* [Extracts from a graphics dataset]

☆ ☆ ☆ ☆ ☆

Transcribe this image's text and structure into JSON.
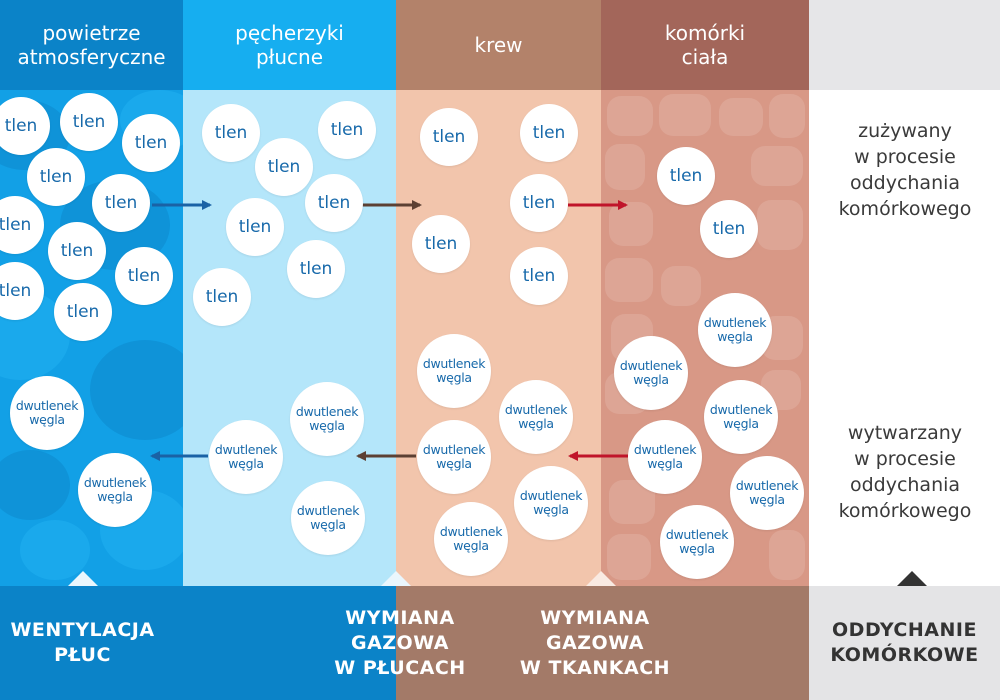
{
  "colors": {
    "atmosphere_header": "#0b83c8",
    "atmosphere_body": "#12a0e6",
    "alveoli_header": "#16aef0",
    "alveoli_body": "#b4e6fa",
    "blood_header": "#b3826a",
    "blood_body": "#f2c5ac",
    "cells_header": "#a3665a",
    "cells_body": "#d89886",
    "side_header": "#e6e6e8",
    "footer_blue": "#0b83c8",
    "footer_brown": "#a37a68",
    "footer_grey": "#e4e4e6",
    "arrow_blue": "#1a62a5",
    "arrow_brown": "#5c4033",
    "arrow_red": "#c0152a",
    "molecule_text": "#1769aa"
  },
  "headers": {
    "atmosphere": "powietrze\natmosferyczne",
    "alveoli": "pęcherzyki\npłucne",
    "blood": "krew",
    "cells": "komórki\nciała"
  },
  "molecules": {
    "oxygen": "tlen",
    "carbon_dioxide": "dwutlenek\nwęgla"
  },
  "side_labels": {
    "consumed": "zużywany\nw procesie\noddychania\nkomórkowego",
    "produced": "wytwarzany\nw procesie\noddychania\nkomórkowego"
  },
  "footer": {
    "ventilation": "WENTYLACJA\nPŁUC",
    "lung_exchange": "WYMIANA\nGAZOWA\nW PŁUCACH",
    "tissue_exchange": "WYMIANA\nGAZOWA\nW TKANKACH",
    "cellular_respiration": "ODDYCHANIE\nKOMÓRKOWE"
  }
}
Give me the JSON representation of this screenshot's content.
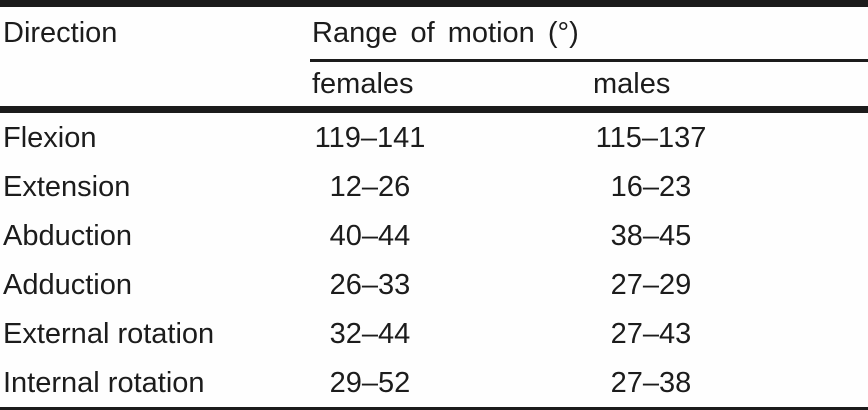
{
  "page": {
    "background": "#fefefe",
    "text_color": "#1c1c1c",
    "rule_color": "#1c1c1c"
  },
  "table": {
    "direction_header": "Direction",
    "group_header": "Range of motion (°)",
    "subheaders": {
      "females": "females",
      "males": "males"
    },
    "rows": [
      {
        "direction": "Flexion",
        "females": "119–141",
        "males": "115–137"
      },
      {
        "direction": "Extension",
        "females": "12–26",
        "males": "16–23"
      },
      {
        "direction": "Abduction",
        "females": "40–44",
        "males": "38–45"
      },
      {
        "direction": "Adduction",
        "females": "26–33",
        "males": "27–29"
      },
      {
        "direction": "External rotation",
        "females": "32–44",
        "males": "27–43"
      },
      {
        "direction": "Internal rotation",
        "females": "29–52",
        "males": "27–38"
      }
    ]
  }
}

☆ ☆ ☆ ☆ ☆

* [STATED GOAL]
An exact transcription of all the entries is required, without the pictures.

* [FULL ANSWER]
Transcribe this image's text and structure into JSON.
{
  "colors": {
    "atmosphere_header": "#0b83c8",
    "atmosphere_body": "#12a0e6",
    "alveoli_header": "#16aef0",
    "alveoli_body": "#b4e6fa",
    "blood_header": "#b3826a",
    "blood_body": "#f2c5ac",
    "cells_header": "#a3665a",
    "cells_body": "#d89886",
    "side_header": "#e6e6e8",
    "footer_blue": "#0b83c8",
    "footer_brown": "#a37a68",
    "footer_grey": "#e4e4e6",
    "arrow_blue": "#1a62a5",
    "arrow_brown": "#5c4033",
    "arrow_red": "#c0152a",
    "molecule_text": "#1769aa"
  },
  "headers": {
    "atmosphere": "powietrze\natmosferyczne",
    "alveoli": "pęcherzyki\npłucne",
    "blood": "krew",
    "cells": "komórki\nciała"
  },
  "molecules": {
    "oxygen": "tlen",
    "carbon_dioxide": "dwutlenek\nwęgla"
  },
  "side_labels": {
    "consumed": "zużywany\nw procesie\noddychania\nkomórkowego",
    "produced": "wytwarzany\nw procesie\noddychania\nkomórkowego"
  },
  "footer": {
    "ventilation": "WENTYLACJA\nPŁUC",
    "lung_exchange": "WYMIANA\nGAZOWA\nW PŁUCACH",
    "tissue_exchange": "WYMIANA\nGAZOWA\nW TKANKACH",
    "cellular_respiration": "ODDYCHANIE\nKOMÓRKOWE"
  }
}
Give me the JSON representation of this screenshot's content.
{
  "page": {
    "background": "#fefefe",
    "text_color": "#1c1c1c",
    "rule_color": "#1c1c1c"
  },
  "table": {
    "direction_header": "Direction",
    "group_header": "Range of motion (°)",
    "subheaders": {
      "females": "females",
      "males": "males"
    },
    "rows": [
      {
        "direction": "Flexion",
        "females": "119–141",
        "males": "115–137"
      },
      {
        "direction": "Extension",
        "females": "12–26",
        "males": "16–23"
      },
      {
        "direction": "Abduction",
        "females": "40–44",
        "males": "38–45"
      },
      {
        "direction": "Adduction",
        "females": "26–33",
        "males": "27–29"
      },
      {
        "direction": "External rotation",
        "females": "32–44",
        "males": "27–43"
      },
      {
        "direction": "Internal rotation",
        "females": "29–52",
        "males": "27–38"
      }
    ]
  }
}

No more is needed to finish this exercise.